* WHAT IS EXPECTED *
Output every one of the following rows verbatim, keeping their order and wording unchanged.

--- begin INPUT ROWS ---

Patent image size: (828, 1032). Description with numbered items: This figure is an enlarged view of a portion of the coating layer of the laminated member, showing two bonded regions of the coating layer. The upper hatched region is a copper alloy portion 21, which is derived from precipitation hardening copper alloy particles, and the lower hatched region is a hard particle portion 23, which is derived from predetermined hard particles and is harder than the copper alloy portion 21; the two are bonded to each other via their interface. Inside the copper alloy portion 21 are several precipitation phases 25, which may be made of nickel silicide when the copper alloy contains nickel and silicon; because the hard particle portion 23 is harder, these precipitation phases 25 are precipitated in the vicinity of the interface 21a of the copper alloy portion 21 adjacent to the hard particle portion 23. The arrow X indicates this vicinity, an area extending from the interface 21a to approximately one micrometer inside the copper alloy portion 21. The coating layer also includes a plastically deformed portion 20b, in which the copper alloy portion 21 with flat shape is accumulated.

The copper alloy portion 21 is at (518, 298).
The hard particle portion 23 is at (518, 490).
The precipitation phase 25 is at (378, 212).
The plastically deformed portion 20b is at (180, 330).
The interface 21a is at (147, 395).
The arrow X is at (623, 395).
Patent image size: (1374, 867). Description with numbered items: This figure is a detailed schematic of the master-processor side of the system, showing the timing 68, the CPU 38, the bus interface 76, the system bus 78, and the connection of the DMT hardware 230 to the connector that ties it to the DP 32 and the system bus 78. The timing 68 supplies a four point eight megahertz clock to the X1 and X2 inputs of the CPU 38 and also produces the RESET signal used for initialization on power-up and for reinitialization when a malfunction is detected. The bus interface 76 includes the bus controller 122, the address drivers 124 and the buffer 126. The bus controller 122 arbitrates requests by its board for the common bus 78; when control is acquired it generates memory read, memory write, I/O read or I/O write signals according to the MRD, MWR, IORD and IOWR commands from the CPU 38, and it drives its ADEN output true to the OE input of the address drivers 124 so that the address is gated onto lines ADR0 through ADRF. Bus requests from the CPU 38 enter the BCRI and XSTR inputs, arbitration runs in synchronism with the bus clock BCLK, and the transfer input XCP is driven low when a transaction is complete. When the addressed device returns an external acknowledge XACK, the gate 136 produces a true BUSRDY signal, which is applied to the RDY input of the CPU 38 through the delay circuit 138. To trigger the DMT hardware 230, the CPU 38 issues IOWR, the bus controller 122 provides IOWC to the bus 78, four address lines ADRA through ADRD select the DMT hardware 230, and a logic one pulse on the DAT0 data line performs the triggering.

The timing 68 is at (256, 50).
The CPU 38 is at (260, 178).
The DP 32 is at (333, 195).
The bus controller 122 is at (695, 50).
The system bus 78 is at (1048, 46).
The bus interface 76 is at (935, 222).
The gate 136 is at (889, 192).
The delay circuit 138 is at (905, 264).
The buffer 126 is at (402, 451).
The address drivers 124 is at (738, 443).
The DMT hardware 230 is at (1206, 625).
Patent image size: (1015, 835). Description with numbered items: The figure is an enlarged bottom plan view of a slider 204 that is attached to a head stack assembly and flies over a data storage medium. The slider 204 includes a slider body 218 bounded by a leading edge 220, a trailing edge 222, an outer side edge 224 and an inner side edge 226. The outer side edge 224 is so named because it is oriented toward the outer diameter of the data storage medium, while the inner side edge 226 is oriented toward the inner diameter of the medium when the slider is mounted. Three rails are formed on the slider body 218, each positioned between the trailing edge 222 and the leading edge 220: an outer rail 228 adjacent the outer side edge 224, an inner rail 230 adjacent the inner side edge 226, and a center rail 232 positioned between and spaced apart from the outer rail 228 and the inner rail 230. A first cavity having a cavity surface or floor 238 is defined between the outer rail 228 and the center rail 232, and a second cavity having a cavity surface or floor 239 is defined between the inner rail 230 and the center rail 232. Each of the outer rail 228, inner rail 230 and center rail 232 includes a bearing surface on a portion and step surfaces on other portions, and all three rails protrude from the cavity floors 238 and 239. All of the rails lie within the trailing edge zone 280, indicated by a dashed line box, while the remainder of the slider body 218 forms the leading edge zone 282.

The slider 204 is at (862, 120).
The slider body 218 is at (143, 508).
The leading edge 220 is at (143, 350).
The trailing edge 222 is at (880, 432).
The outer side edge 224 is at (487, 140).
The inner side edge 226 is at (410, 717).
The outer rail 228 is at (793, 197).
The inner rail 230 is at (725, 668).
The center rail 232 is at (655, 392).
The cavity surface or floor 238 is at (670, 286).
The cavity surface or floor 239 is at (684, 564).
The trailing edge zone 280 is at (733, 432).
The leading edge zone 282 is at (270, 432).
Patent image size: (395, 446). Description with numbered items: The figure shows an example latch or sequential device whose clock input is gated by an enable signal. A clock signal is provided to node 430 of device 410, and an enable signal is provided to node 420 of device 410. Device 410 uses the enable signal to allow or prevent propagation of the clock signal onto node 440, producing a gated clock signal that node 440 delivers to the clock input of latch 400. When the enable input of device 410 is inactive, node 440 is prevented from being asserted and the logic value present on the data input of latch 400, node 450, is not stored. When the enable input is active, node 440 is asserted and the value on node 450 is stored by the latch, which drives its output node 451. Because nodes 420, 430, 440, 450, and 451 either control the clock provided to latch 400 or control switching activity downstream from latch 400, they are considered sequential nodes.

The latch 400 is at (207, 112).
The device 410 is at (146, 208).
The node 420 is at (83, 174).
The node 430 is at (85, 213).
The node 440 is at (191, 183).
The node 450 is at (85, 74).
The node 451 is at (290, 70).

--- end INPUT ROWS ---

* FINISHED TASK *
Patent image size: (828, 1032). Description with numbered items: This figure is an enlarged view of a portion of the coating layer of the laminated member, showing two bonded regions of the coating layer. The upper hatched region is a copper alloy portion 21, which is derived from precipitation hardening copper alloy particles, and the lower hatched region is a hard particle portion 23, which is derived from predetermined hard particles and is harder than the copper alloy portion 21; the two are bonded to each other via their interface. Inside the copper alloy portion 21 are several precipitation phases 25, which may be made of nickel silicide when the copper alloy contains nickel and silicon; because the hard particle portion 23 is harder, these precipitation phases 25 are precipitated in the vicinity of the interface 21a of the copper alloy portion 21 adjacent to the hard particle portion 23. The arrow X indicates this vicinity, an area extending from the interface 21a to approximately one micrometer inside the copper alloy portion 21. The coating layer also includes a plastically deformed portion 20b, in which the copper alloy portion 21 with flat shape is accumulated.

The copper alloy portion 21 is at (518, 298).
The hard particle portion 23 is at (518, 490).
The precipitation phase 25 is at (378, 212).
The plastically deformed portion 20b is at (180, 330).
The interface 21a is at (147, 395).
The arrow X is at (623, 395).
Patent image size: (1374, 867). Description with numbered items: This figure is a detailed schematic of the master-processor side of the system, showing the timing 68, the CPU 38, the bus interface 76, the system bus 78, and the connection of the DMT hardware 230 to the connector that ties it to the DP 32 and the system bus 78. The timing 68 supplies a four point eight megahertz clock to the X1 and X2 inputs of the CPU 38 and also produces the RESET signal used for initialization on power-up and for reinitialization when a malfunction is detected. The bus interface 76 includes the bus controller 122, the address drivers 124 and the buffer 126. The bus controller 122 arbitrates requests by its board for the common bus 78; when control is acquired it generates memory read, memory write, I/O read or I/O write signals according to the MRD, MWR, IORD and IOWR commands from the CPU 38, and it drives its ADEN output true to the OE input of the address drivers 124 so that the address is gated onto lines ADR0 through ADRF. Bus requests from the CPU 38 enter the BCRI and XSTR inputs, arbitration runs in synchronism with the bus clock BCLK, and the transfer input XCP is driven low when a transaction is complete. When the addressed device returns an external acknowledge XACK, the gate 136 produces a true BUSRDY signal, which is applied to the RDY input of the CPU 38 through the delay circuit 138. To trigger the DMT hardware 230, the CPU 38 issues IOWR, the bus controller 122 provides IOWC to the bus 78, four address lines ADRA through ADRD select the DMT hardware 230, and a logic one pulse on the DAT0 data line performs the triggering.

The timing 68 is at (256, 50).
The CPU 38 is at (260, 178).
The DP 32 is at (333, 195).
The bus controller 122 is at (695, 50).
The system bus 78 is at (1048, 46).
The bus interface 76 is at (935, 222).
The gate 136 is at (889, 192).
The delay circuit 138 is at (905, 264).
The buffer 126 is at (402, 451).
The address drivers 124 is at (738, 443).
The DMT hardware 230 is at (1206, 625).
Patent image size: (1015, 835). Description with numbered items: The figure is an enlarged bottom plan view of a slider 204 that is attached to a head stack assembly and flies over a data storage medium. The slider 204 includes a slider body 218 bounded by a leading edge 220, a trailing edge 222, an outer side edge 224 and an inner side edge 226. The outer side edge 224 is so named because it is oriented toward the outer diameter of the data storage medium, while the inner side edge 226 is oriented toward the inner diameter of the medium when the slider is mounted. Three rails are formed on the slider body 218, each positioned between the trailing edge 222 and the leading edge 220: an outer rail 228 adjacent the outer side edge 224, an inner rail 230 adjacent the inner side edge 226, and a center rail 232 positioned between and spaced apart from the outer rail 228 and the inner rail 230. A first cavity having a cavity surface or floor 238 is defined between the outer rail 228 and the center rail 232, and a second cavity having a cavity surface or floor 239 is defined between the inner rail 230 and the center rail 232. Each of the outer rail 228, inner rail 230 and center rail 232 includes a bearing surface on a portion and step surfaces on other portions, and all three rails protrude from the cavity floors 238 and 239. All of the rails lie within the trailing edge zone 280, indicated by a dashed line box, while the remainder of the slider body 218 forms the leading edge zone 282.

The slider 204 is at (862, 120).
The slider body 218 is at (143, 508).
The leading edge 220 is at (143, 350).
The trailing edge 222 is at (880, 432).
The outer side edge 224 is at (487, 140).
The inner side edge 226 is at (410, 717).
The outer rail 228 is at (793, 197).
The inner rail 230 is at (725, 668).
The center rail 232 is at (655, 392).
The cavity surface or floor 238 is at (670, 286).
The cavity surface or floor 239 is at (684, 564).
The trailing edge zone 280 is at (733, 432).
The leading edge zone 282 is at (270, 432).
Patent image size: (395, 446). Description with numbered items: The figure shows an example latch or sequential device whose clock input is gated by an enable signal. A clock signal is provided to node 430 of device 410, and an enable signal is provided to node 420 of device 410. Device 410 uses the enable signal to allow or prevent propagation of the clock signal onto node 440, producing a gated clock signal that node 440 delivers to the clock input of latch 400. When the enable input of device 410 is inactive, node 440 is prevented from being asserted and the logic value present on the data input of latch 400, node 450, is not stored. When the enable input is active, node 440 is asserted and the value on node 450 is stored by the latch, which drives its output node 451. Because nodes 420, 430, 440, 450, and 451 either control the clock provided to latch 400 or control switching activity downstream from latch 400, they are considered sequential nodes.

The latch 400 is at (207, 112).
The device 410 is at (146, 208).
The node 420 is at (83, 174).
The node 430 is at (85, 213).
The node 440 is at (191, 183).
The node 450 is at (85, 74).
The node 451 is at (290, 70).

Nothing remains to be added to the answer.